__Source material__.
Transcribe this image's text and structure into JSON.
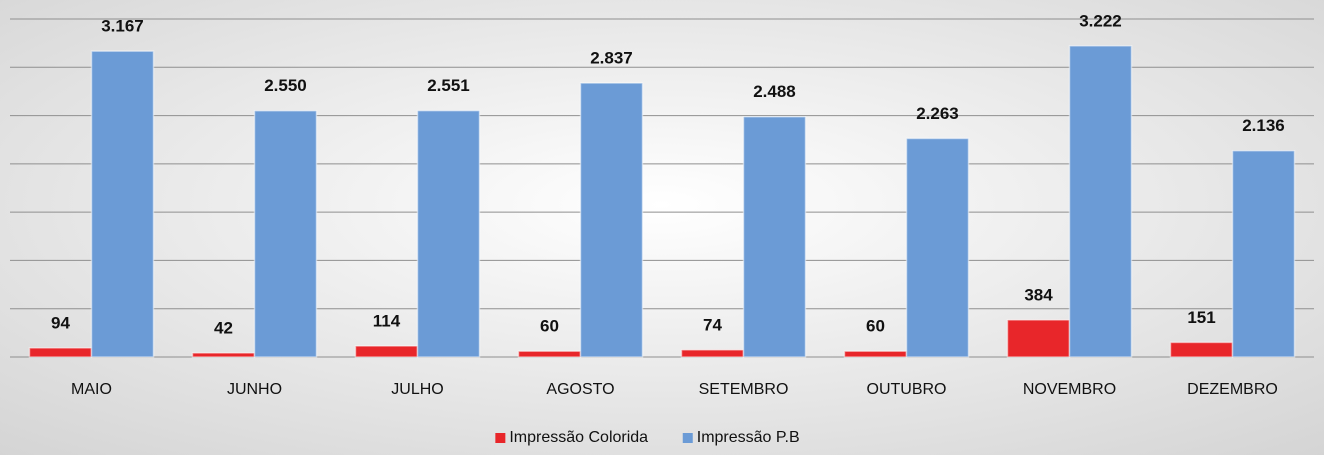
{
  "chart_data": {
    "type": "bar",
    "categories": [
      "MAIO",
      "JUNHO",
      "JULHO",
      "AGOSTO",
      "SETEMBRO",
      "OUTUBRO",
      "NOVEMBRO",
      "DEZEMBRO"
    ],
    "series": [
      {
        "name": "Impressão Colorida",
        "color": "#e8262a",
        "values": [
          94,
          42,
          114,
          60,
          74,
          60,
          384,
          151
        ]
      },
      {
        "name": "Impressão P.B",
        "color": "#6b9bd6",
        "values": [
          3167,
          2550,
          2551,
          2837,
          2488,
          2263,
          3222,
          2136
        ],
        "value_labels": [
          "3.167",
          "2.550",
          "2.551",
          "2.837",
          "2.488",
          "2.263",
          "3.222",
          "2.136"
        ]
      }
    ],
    "ylim": [
      0,
      3500
    ],
    "yticks": [
      0,
      500,
      1000,
      1500,
      2000,
      2500,
      3000,
      3500
    ],
    "grid": true,
    "legend": "bottom"
  }
}
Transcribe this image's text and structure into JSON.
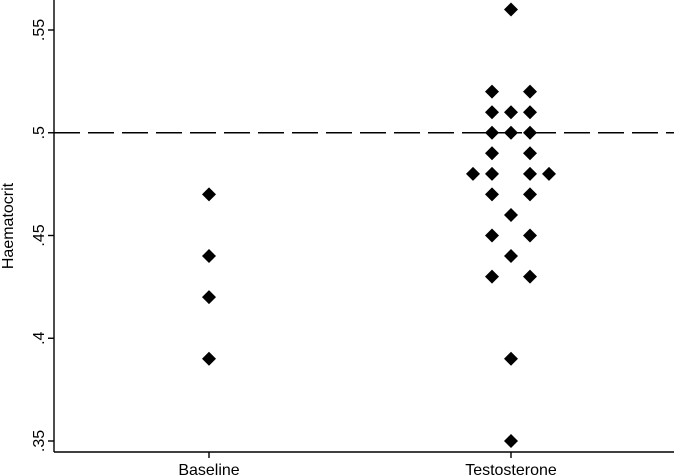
{
  "chart_data": {
    "type": "scatter",
    "title": "",
    "xlabel": "",
    "ylabel": "Haematocrit",
    "categories": [
      "Baseline",
      "Testosterone"
    ],
    "ylim": [
      0.35,
      0.56
    ],
    "yticks": [
      {
        "value": 0.35,
        "label": ".35"
      },
      {
        "value": 0.4,
        "label": ".4"
      },
      {
        "value": 0.45,
        "label": ".45"
      },
      {
        "value": 0.5,
        "label": ".5"
      },
      {
        "value": 0.55,
        "label": ".55"
      }
    ],
    "reference_line": {
      "value": 0.5,
      "style": "dashed"
    },
    "marker": "diamond",
    "marker_color": "#000000",
    "grid": false,
    "points": [
      {
        "category": "Baseline",
        "y": 0.47
      },
      {
        "category": "Baseline",
        "y": 0.44
      },
      {
        "category": "Baseline",
        "y": 0.42
      },
      {
        "category": "Baseline",
        "y": 0.39
      },
      {
        "category": "Testosterone",
        "y": 0.56
      },
      {
        "category": "Testosterone",
        "y": 0.52
      },
      {
        "category": "Testosterone",
        "y": 0.52
      },
      {
        "category": "Testosterone",
        "y": 0.51
      },
      {
        "category": "Testosterone",
        "y": 0.51
      },
      {
        "category": "Testosterone",
        "y": 0.51
      },
      {
        "category": "Testosterone",
        "y": 0.5
      },
      {
        "category": "Testosterone",
        "y": 0.5
      },
      {
        "category": "Testosterone",
        "y": 0.5
      },
      {
        "category": "Testosterone",
        "y": 0.49
      },
      {
        "category": "Testosterone",
        "y": 0.49
      },
      {
        "category": "Testosterone",
        "y": 0.48
      },
      {
        "category": "Testosterone",
        "y": 0.48
      },
      {
        "category": "Testosterone",
        "y": 0.48
      },
      {
        "category": "Testosterone",
        "y": 0.48
      },
      {
        "category": "Testosterone",
        "y": 0.47
      },
      {
        "category": "Testosterone",
        "y": 0.47
      },
      {
        "category": "Testosterone",
        "y": 0.46
      },
      {
        "category": "Testosterone",
        "y": 0.45
      },
      {
        "category": "Testosterone",
        "y": 0.45
      },
      {
        "category": "Testosterone",
        "y": 0.44
      },
      {
        "category": "Testosterone",
        "y": 0.43
      },
      {
        "category": "Testosterone",
        "y": 0.43
      },
      {
        "category": "Testosterone",
        "y": 0.39
      },
      {
        "category": "Testosterone",
        "y": 0.35
      }
    ]
  }
}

__Description of the task__. Give the data above again in full and unchanged, skipping the pictures.

__Problem solution__.
Transcribe this image's text and structure into JSON.
{
  "chart_data": {
    "type": "bar",
    "categories": [
      "MAIO",
      "JUNHO",
      "JULHO",
      "AGOSTO",
      "SETEMBRO",
      "OUTUBRO",
      "NOVEMBRO",
      "DEZEMBRO"
    ],
    "series": [
      {
        "name": "Impressão Colorida",
        "color": "#e8262a",
        "values": [
          94,
          42,
          114,
          60,
          74,
          60,
          384,
          151
        ]
      },
      {
        "name": "Impressão P.B",
        "color": "#6b9bd6",
        "values": [
          3167,
          2550,
          2551,
          2837,
          2488,
          2263,
          3222,
          2136
        ],
        "value_labels": [
          "3.167",
          "2.550",
          "2.551",
          "2.837",
          "2.488",
          "2.263",
          "3.222",
          "2.136"
        ]
      }
    ],
    "ylim": [
      0,
      3500
    ],
    "yticks": [
      0,
      500,
      1000,
      1500,
      2000,
      2500,
      3000,
      3500
    ],
    "grid": true,
    "legend": "bottom"
  }
}
Transcribe this image's text and structure into JSON.
{
  "chart_data": {
    "type": "scatter",
    "title": "",
    "xlabel": "",
    "ylabel": "Haematocrit",
    "categories": [
      "Baseline",
      "Testosterone"
    ],
    "ylim": [
      0.35,
      0.56
    ],
    "yticks": [
      {
        "value": 0.35,
        "label": ".35"
      },
      {
        "value": 0.4,
        "label": ".4"
      },
      {
        "value": 0.45,
        "label": ".45"
      },
      {
        "value": 0.5,
        "label": ".5"
      },
      {
        "value": 0.55,
        "label": ".55"
      }
    ],
    "reference_line": {
      "value": 0.5,
      "style": "dashed"
    },
    "marker": "diamond",
    "marker_color": "#000000",
    "grid": false,
    "points": [
      {
        "category": "Baseline",
        "y": 0.47
      },
      {
        "category": "Baseline",
        "y": 0.44
      },
      {
        "category": "Baseline",
        "y": 0.42
      },
      {
        "category": "Baseline",
        "y": 0.39
      },
      {
        "category": "Testosterone",
        "y": 0.56
      },
      {
        "category": "Testosterone",
        "y": 0.52
      },
      {
        "category": "Testosterone",
        "y": 0.52
      },
      {
        "category": "Testosterone",
        "y": 0.51
      },
      {
        "category": "Testosterone",
        "y": 0.51
      },
      {
        "category": "Testosterone",
        "y": 0.51
      },
      {
        "category": "Testosterone",
        "y": 0.5
      },
      {
        "category": "Testosterone",
        "y": 0.5
      },
      {
        "category": "Testosterone",
        "y": 0.5
      },
      {
        "category": "Testosterone",
        "y": 0.49
      },
      {
        "category": "Testosterone",
        "y": 0.49
      },
      {
        "category": "Testosterone",
        "y": 0.48
      },
      {
        "category": "Testosterone",
        "y": 0.48
      },
      {
        "category": "Testosterone",
        "y": 0.48
      },
      {
        "category": "Testosterone",
        "y": 0.48
      },
      {
        "category": "Testosterone",
        "y": 0.47
      },
      {
        "category": "Testosterone",
        "y": 0.47
      },
      {
        "category": "Testosterone",
        "y": 0.46
      },
      {
        "category": "Testosterone",
        "y": 0.45
      },
      {
        "category": "Testosterone",
        "y": 0.45
      },
      {
        "category": "Testosterone",
        "y": 0.44
      },
      {
        "category": "Testosterone",
        "y": 0.43
      },
      {
        "category": "Testosterone",
        "y": 0.43
      },
      {
        "category": "Testosterone",
        "y": 0.39
      },
      {
        "category": "Testosterone",
        "y": 0.35
      }
    ]
  }
}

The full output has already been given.